Direction: Gather all lines in the data that hold the string "translate".

Source data:
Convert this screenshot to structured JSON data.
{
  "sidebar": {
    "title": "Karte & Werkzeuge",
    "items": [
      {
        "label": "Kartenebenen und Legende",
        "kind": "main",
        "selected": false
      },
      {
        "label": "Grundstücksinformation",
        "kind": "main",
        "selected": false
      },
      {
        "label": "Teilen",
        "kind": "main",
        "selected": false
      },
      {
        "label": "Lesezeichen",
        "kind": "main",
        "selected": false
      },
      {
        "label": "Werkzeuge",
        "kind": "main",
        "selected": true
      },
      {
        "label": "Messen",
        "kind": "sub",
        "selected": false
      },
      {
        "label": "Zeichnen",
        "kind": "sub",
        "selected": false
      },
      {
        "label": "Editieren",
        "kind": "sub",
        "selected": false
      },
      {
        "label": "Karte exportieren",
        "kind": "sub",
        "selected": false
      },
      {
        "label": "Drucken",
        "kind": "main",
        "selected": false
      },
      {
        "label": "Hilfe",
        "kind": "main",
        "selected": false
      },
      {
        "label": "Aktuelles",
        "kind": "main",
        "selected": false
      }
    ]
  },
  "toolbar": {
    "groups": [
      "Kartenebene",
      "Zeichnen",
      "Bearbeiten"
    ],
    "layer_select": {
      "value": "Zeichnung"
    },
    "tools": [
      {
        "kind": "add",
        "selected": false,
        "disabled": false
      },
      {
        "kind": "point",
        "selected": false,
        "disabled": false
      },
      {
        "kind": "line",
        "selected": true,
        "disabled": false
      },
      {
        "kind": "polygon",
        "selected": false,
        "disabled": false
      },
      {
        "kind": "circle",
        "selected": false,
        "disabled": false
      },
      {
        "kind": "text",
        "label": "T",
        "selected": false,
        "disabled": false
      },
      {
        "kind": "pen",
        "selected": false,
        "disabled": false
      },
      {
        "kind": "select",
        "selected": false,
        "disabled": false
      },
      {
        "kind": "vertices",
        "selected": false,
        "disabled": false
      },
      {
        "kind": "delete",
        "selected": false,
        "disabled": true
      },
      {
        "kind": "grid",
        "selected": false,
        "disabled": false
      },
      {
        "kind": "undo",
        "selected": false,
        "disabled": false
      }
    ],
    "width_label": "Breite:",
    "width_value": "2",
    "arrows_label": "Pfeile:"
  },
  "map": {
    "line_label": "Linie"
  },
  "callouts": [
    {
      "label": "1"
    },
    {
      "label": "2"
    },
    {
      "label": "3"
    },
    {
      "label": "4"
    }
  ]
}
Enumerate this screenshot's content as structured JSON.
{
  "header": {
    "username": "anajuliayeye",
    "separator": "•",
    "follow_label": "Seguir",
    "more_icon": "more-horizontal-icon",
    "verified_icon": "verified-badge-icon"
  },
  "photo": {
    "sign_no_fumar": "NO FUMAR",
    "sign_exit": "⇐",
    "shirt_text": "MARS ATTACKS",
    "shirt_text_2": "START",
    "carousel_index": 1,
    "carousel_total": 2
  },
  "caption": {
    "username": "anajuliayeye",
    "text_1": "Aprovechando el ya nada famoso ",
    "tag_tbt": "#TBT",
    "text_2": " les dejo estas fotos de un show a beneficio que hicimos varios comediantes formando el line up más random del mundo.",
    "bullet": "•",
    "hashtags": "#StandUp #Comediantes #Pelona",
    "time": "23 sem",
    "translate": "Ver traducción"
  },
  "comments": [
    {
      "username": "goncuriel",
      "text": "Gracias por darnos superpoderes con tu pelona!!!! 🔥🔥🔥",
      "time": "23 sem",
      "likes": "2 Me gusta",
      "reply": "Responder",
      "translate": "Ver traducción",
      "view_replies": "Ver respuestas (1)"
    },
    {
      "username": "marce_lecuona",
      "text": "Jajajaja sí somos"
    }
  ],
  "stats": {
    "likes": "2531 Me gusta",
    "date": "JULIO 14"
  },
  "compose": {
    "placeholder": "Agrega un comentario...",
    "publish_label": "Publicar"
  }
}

Exercise response:
    "translate": "Ver traducción"
      "translate": "Ver traducción",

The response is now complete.